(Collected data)
[start]

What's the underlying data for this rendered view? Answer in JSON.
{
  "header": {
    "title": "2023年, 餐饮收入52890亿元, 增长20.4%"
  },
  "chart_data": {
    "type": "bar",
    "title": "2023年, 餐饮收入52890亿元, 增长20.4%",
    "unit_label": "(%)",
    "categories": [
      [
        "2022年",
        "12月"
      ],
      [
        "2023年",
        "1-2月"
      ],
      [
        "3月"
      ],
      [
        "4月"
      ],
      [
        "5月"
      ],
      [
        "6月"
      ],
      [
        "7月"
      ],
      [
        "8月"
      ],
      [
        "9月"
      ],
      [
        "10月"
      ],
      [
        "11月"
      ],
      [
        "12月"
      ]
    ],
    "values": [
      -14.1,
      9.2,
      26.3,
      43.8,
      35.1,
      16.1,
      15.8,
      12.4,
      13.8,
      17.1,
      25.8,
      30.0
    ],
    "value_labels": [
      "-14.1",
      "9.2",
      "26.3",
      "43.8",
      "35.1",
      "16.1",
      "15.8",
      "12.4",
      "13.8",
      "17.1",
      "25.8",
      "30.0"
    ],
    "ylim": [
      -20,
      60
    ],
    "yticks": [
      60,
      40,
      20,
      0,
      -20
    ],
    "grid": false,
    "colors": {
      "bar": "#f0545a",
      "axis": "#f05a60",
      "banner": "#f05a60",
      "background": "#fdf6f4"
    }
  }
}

[end]

Repeat all of the records above exactly as written.

▶ _Solution below_
What's the underlying data for this rendered view? Answer in JSON.
{
  "header": {
    "title": "2023年, 餐饮收入52890亿元, 增长20.4%"
  },
  "chart_data": {
    "type": "bar",
    "title": "2023年, 餐饮收入52890亿元, 增长20.4%",
    "unit_label": "(%)",
    "categories": [
      [
        "2022年",
        "12月"
      ],
      [
        "2023年",
        "1-2月"
      ],
      [
        "3月"
      ],
      [
        "4月"
      ],
      [
        "5月"
      ],
      [
        "6月"
      ],
      [
        "7月"
      ],
      [
        "8月"
      ],
      [
        "9月"
      ],
      [
        "10月"
      ],
      [
        "11月"
      ],
      [
        "12月"
      ]
    ],
    "values": [
      -14.1,
      9.2,
      26.3,
      43.8,
      35.1,
      16.1,
      15.8,
      12.4,
      13.8,
      17.1,
      25.8,
      30.0
    ],
    "value_labels": [
      "-14.1",
      "9.2",
      "26.3",
      "43.8",
      "35.1",
      "16.1",
      "15.8",
      "12.4",
      "13.8",
      "17.1",
      "25.8",
      "30.0"
    ],
    "ylim": [
      -20,
      60
    ],
    "yticks": [
      60,
      40,
      20,
      0,
      -20
    ],
    "grid": false,
    "colors": {
      "bar": "#f0545a",
      "axis": "#f05a60",
      "banner": "#f05a60",
      "background": "#fdf6f4"
    }
  }
}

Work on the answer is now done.